(Dataset rows about figures)
# # # # #
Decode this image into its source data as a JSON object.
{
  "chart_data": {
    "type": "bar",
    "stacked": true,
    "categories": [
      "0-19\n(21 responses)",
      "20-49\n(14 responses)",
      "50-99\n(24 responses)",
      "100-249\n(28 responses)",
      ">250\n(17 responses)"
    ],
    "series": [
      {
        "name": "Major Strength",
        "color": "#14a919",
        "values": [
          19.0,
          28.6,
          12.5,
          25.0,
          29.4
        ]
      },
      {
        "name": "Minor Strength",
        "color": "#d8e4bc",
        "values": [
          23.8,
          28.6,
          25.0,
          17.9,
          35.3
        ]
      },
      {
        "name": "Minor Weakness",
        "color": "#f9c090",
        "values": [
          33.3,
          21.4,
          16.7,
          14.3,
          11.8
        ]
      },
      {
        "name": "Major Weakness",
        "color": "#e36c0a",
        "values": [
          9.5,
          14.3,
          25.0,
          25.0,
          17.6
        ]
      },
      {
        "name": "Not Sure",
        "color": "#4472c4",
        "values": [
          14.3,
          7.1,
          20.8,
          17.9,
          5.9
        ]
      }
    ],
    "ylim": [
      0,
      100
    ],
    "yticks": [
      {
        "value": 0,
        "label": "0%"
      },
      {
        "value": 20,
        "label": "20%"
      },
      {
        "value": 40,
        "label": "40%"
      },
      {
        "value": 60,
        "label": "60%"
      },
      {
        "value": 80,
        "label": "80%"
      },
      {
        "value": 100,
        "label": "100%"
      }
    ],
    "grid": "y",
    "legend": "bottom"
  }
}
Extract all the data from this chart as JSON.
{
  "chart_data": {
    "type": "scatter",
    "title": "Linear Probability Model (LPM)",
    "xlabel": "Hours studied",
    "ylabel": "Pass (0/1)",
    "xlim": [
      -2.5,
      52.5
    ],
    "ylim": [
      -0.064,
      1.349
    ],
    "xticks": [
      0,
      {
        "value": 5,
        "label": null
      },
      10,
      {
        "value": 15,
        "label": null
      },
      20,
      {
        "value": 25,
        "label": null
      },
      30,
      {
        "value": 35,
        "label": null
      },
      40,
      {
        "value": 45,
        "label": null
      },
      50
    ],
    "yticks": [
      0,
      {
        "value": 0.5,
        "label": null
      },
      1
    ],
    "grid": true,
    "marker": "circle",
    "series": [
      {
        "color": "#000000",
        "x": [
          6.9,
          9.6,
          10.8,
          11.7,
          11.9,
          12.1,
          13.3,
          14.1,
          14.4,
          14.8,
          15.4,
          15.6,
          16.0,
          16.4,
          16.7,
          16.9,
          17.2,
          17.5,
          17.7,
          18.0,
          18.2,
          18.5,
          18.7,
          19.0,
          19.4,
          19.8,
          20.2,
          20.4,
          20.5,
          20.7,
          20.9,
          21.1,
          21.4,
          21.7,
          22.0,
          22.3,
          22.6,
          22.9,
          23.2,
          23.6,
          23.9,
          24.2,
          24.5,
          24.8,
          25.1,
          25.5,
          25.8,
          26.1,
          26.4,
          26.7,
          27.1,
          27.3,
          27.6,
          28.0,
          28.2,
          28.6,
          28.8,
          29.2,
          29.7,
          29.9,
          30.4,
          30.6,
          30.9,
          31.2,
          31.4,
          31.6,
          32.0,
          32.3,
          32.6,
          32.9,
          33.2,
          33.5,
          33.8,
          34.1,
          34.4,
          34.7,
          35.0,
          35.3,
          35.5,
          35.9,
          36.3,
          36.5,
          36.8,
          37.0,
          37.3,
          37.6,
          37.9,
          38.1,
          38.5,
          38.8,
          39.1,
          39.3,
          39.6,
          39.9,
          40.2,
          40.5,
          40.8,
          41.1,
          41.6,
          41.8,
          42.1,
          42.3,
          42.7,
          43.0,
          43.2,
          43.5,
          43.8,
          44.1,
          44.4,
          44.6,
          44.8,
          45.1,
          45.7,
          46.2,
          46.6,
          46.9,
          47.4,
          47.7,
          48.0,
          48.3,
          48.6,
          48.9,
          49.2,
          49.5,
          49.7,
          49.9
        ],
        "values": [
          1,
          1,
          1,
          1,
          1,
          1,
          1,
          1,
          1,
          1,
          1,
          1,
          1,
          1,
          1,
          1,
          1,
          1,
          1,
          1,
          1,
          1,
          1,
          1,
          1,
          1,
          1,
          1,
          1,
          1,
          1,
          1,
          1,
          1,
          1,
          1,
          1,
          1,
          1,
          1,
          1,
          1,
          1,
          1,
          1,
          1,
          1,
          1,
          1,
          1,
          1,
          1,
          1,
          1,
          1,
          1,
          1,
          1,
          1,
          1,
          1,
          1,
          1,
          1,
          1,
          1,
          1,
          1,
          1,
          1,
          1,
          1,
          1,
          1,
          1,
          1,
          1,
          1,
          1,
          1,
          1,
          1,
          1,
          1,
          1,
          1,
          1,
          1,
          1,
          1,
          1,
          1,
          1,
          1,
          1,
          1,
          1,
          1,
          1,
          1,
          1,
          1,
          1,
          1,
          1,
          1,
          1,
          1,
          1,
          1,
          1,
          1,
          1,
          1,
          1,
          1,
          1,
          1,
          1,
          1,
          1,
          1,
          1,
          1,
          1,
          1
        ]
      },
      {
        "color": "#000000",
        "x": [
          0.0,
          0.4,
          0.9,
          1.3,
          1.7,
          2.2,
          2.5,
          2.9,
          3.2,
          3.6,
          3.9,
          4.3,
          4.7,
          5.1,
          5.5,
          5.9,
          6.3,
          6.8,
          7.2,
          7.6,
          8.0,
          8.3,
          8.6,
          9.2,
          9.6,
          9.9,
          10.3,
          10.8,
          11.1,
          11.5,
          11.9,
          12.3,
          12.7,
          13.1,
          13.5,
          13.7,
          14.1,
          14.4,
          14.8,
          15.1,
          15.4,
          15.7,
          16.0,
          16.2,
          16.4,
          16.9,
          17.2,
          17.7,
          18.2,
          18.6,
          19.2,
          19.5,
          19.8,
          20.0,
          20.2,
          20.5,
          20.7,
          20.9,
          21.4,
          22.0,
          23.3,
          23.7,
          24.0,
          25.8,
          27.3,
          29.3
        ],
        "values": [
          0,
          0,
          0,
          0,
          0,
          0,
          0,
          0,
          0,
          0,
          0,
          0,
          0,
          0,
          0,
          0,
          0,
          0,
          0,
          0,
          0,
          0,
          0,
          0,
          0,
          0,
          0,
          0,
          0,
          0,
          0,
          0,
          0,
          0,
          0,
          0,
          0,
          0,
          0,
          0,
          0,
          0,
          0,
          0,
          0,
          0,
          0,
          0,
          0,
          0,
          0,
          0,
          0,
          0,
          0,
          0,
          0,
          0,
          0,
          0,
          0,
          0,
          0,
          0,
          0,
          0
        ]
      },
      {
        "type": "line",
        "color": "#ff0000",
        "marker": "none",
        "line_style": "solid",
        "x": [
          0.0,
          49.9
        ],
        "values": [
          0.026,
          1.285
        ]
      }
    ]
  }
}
# # # # #
TASK REQUIREMENTS = Only lines with the string "this" belong in your answer; copy each one.

SOLUTION TO THE EXERCISE =
Decode this image into its source data as a JSON object.
Extract all the data from this chart as JSON.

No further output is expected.